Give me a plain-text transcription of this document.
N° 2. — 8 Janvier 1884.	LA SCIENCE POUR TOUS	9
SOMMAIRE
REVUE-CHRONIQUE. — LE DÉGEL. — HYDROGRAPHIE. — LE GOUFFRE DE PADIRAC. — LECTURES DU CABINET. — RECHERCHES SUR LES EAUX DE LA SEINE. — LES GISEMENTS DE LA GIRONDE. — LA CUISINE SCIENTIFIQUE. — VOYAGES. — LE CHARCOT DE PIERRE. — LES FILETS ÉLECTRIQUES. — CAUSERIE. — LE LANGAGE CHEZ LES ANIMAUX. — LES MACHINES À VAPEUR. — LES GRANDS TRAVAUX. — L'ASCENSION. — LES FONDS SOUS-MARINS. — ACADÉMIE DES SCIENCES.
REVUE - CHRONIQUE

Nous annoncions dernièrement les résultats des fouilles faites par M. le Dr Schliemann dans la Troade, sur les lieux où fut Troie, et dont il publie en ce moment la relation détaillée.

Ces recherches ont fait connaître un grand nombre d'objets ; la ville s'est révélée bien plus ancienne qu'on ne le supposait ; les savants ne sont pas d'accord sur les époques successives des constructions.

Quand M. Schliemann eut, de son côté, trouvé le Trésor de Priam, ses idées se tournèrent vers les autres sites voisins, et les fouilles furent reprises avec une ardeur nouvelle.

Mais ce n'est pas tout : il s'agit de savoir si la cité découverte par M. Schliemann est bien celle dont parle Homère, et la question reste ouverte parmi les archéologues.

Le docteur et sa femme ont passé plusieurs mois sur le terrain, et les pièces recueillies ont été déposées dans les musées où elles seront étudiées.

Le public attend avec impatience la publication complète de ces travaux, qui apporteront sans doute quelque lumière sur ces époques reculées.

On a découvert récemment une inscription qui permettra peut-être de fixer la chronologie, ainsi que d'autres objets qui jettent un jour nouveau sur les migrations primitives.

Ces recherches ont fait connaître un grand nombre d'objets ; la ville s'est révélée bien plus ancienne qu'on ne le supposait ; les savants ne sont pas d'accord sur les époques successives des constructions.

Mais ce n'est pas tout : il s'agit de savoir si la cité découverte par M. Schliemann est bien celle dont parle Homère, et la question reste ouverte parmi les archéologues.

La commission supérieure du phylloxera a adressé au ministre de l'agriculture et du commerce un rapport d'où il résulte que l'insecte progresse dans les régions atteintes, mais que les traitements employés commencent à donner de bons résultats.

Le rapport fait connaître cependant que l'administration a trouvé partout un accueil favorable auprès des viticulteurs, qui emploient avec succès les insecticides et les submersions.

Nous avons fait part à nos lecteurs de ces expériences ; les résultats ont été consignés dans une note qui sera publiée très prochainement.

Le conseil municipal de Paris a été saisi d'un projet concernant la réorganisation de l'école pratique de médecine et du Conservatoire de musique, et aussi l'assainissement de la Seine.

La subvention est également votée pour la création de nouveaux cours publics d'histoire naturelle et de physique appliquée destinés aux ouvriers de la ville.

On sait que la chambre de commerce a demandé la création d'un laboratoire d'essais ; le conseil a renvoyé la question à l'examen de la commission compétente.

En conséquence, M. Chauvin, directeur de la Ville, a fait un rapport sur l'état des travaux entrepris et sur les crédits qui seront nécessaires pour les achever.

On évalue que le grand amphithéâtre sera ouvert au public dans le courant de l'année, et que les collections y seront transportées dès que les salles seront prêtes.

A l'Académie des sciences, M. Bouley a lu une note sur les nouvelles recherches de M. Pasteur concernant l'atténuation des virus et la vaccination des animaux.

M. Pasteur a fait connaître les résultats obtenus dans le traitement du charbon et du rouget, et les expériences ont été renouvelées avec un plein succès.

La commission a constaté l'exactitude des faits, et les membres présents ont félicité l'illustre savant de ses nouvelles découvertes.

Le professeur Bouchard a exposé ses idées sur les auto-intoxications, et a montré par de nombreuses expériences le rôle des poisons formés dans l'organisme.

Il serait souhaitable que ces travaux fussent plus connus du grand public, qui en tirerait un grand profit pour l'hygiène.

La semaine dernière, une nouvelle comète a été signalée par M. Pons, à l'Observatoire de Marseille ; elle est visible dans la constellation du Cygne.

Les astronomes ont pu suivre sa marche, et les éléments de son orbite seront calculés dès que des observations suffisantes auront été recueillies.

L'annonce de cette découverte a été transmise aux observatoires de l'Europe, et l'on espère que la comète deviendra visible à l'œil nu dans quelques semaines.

########

> **Exercise instructions**:
Reproduce the data exactly, omitting nothing.

> **Response area**:
Give me a plain-text transcription of this document.
N° 2. — 8 Janvier 1884.	LA SCIENCE POUR TOUS	9
SOMMAIRE
REVUE-CHRONIQUE. — LE DÉGEL. — HYDROGRAPHIE. — LE GOUFFRE DE PADIRAC. — LECTURES DU CABINET. — RECHERCHES SUR LES EAUX DE LA SEINE. — LES GISEMENTS DE LA GIRONDE. — LA CUISINE SCIENTIFIQUE. — VOYAGES. — LE CHARCOT DE PIERRE. — LES FILETS ÉLECTRIQUES. — CAUSERIE. — LE LANGAGE CHEZ LES ANIMAUX. — LES MACHINES À VAPEUR. — LES GRANDS TRAVAUX. — L'ASCENSION. — LES FONDS SOUS-MARINS. — ACADÉMIE DES SCIENCES.
REVUE - CHRONIQUE

Nous annoncions dernièrement les résultats des fouilles faites par M. le Dr Schliemann dans la Troade, sur les lieux où fut Troie, et dont il publie en ce moment la relation détaillée.

Ces recherches ont fait connaître un grand nombre d'objets ; la ville s'est révélée bien plus ancienne qu'on ne le supposait ; les savants ne sont pas d'accord sur les époques successives des constructions.

Quand M. Schliemann eut, de son côté, trouvé le Trésor de Priam, ses idées se tournèrent vers les autres sites voisins, et les fouilles furent reprises avec une ardeur nouvelle.

Mais ce n'est pas tout : il s'agit de savoir si la cité découverte par M. Schliemann est bien celle dont parle Homère, et la question reste ouverte parmi les archéologues.

Le docteur et sa femme ont passé plusieurs mois sur le terrain, et les pièces recueillies ont été déposées dans les musées où elles seront étudiées.

Le public attend avec impatience la publication complète de ces travaux, qui apporteront sans doute quelque lumière sur ces époques reculées.

On a découvert récemment une inscription qui permettra peut-être de fixer la chronologie, ainsi que d'autres objets qui jettent un jour nouveau sur les migrations primitives.

Ces recherches ont fait connaître un grand nombre d'objets ; la ville s'est révélée bien plus ancienne qu'on ne le supposait ; les savants ne sont pas d'accord sur les époques successives des constructions.

Mais ce n'est pas tout : il s'agit de savoir si la cité découverte par M. Schliemann est bien celle dont parle Homère, et la question reste ouverte parmi les archéologues.

La commission supérieure du phylloxera a adressé au ministre de l'agriculture et du commerce un rapport d'où il résulte que l'insecte progresse dans les régions atteintes, mais que les traitements employés commencent à donner de bons résultats.

Le rapport fait connaître cependant que l'administration a trouvé partout un accueil favorable auprès des viticulteurs, qui emploient avec succès les insecticides et les submersions.

Nous avons fait part à nos lecteurs de ces expériences ; les résultats ont été consignés dans une note qui sera publiée très prochainement.

Le conseil municipal de Paris a été saisi d'un projet concernant la réorganisation de l'école pratique de médecine et du Conservatoire de musique, et aussi l'assainissement de la Seine.

La subvention est également votée pour la création de nouveaux cours publics d'histoire naturelle et de physique appliquée destinés aux ouvriers de la ville.

On sait que la chambre de commerce a demandé la création d'un laboratoire d'essais ; le conseil a renvoyé la question à l'examen de la commission compétente.

En conséquence, M. Chauvin, directeur de la Ville, a fait un rapport sur l'état des travaux entrepris et sur les crédits qui seront nécessaires pour les achever.

On évalue que le grand amphithéâtre sera ouvert au public dans le courant de l'année, et que les collections y seront transportées dès que les salles seront prêtes.

A l'Académie des sciences, M. Bouley a lu une note sur les nouvelles recherches de M. Pasteur concernant l'atténuation des virus et la vaccination des animaux.

M. Pasteur a fait connaître les résultats obtenus dans le traitement du charbon et du rouget, et les expériences ont été renouvelées avec un plein succès.

La commission a constaté l'exactitude des faits, et les membres présents ont félicité l'illustre savant de ses nouvelles découvertes.

Le professeur Bouchard a exposé ses idées sur les auto-intoxications, et a montré par de nombreuses expériences le rôle des poisons formés dans l'organisme.

Il serait souhaitable que ces travaux fussent plus connus du grand public, qui en tirerait un grand profit pour l'hygiène.

La semaine dernière, une nouvelle comète a été signalée par M. Pons, à l'Observatoire de Marseille ; elle est visible dans la constellation du Cygne.

Les astronomes ont pu suivre sa marche, et les éléments de son orbite seront calculés dès que des observations suffisantes auront été recueillies.

L'annonce de cette découverte a été transmise aux observatoires de l'Europe, et l'on espère que la comète deviendra visible à l'œil nu dans quelques semaines.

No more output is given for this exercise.